### Goal
Count how many lines in this material contain "true". The answer is that number alone.

start Listing

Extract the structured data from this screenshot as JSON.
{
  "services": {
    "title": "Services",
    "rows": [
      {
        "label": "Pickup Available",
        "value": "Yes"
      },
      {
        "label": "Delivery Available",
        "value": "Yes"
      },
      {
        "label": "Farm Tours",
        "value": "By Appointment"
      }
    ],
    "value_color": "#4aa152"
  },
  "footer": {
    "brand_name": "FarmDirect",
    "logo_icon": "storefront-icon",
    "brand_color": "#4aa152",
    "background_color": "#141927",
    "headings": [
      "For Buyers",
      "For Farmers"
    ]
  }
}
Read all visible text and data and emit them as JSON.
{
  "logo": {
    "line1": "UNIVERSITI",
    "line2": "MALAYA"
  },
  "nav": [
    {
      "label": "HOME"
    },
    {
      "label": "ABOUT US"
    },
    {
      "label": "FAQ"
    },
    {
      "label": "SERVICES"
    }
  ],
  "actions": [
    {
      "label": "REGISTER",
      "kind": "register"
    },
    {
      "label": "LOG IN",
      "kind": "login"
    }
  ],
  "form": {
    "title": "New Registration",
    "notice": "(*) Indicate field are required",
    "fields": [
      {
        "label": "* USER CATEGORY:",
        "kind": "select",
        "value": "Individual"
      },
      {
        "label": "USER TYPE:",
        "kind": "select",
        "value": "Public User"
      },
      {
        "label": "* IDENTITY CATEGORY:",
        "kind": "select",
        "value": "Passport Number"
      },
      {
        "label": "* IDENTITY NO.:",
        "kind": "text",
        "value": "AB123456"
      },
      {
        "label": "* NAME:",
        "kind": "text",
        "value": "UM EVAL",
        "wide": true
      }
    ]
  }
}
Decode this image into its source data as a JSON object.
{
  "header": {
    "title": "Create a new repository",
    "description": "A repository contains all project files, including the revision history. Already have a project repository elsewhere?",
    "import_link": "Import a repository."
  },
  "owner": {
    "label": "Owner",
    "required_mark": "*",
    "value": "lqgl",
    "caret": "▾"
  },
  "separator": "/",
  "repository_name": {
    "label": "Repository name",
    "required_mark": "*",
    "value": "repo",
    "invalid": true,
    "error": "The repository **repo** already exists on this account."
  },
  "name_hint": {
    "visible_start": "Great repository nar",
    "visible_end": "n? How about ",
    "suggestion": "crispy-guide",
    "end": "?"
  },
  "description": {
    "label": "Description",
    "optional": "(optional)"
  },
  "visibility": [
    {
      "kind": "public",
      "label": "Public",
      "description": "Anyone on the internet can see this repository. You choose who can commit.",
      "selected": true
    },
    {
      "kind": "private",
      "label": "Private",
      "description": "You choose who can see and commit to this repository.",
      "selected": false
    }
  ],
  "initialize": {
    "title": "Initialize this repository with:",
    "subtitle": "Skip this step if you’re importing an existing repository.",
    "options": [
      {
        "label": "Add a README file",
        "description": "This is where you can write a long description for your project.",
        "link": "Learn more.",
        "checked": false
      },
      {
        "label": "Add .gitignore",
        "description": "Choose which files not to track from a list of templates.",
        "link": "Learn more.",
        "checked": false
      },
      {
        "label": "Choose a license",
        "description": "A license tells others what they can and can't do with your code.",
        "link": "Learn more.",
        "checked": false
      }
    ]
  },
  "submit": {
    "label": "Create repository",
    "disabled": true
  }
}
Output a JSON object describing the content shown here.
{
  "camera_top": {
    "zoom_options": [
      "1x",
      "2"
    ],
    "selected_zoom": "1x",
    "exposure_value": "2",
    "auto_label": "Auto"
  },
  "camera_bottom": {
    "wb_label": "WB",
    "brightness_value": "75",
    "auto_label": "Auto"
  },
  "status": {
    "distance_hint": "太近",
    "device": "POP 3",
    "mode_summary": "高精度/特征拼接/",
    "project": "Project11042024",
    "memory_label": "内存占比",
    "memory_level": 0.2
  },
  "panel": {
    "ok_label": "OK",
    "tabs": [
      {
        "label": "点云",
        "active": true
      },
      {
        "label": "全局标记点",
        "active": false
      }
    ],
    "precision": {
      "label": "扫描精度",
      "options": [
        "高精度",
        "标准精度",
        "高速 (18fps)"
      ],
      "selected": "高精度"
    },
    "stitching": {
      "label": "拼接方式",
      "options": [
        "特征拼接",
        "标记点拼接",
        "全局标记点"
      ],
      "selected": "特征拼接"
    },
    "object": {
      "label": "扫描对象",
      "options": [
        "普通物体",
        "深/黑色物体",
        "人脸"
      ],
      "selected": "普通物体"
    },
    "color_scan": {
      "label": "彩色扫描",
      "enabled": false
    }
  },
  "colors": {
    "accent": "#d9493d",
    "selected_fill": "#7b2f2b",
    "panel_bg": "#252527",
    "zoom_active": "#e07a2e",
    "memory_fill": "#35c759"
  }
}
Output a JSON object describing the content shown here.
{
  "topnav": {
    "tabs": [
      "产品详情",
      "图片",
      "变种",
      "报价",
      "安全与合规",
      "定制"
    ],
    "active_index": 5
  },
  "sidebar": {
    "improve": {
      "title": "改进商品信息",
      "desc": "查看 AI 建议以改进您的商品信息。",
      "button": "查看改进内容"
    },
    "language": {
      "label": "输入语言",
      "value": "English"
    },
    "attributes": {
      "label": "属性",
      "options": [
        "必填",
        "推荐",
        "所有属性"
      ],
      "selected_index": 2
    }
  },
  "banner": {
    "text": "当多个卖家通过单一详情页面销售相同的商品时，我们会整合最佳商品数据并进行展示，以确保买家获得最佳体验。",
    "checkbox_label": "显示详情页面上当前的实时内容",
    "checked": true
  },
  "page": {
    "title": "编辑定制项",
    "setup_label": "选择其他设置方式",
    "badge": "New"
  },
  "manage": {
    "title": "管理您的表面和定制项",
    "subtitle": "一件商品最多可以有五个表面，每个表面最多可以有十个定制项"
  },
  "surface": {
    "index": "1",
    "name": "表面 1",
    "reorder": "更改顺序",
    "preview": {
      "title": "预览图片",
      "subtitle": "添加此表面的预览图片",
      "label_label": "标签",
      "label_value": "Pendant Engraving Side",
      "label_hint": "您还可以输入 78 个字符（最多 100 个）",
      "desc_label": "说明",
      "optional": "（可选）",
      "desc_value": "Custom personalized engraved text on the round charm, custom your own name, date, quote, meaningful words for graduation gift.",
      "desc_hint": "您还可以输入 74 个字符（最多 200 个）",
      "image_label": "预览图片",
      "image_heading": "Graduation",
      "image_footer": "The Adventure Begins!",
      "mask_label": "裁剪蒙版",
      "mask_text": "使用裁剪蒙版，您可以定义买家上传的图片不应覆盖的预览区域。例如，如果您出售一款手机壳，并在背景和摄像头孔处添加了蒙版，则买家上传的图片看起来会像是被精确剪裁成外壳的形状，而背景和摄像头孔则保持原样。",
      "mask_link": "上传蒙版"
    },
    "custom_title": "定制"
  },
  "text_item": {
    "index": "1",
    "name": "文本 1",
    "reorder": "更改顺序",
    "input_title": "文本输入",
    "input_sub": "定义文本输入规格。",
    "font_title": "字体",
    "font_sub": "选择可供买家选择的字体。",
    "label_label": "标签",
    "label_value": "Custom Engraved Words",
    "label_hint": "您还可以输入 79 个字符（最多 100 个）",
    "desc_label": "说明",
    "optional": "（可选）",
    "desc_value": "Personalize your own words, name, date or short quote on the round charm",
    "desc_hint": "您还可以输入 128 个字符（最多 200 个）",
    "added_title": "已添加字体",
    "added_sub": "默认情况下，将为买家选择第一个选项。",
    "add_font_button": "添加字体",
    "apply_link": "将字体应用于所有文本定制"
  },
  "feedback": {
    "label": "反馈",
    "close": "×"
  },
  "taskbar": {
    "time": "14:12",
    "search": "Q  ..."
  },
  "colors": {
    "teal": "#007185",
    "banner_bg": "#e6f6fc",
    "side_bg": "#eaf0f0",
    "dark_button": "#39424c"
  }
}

end Listing

### Answer to the problem
6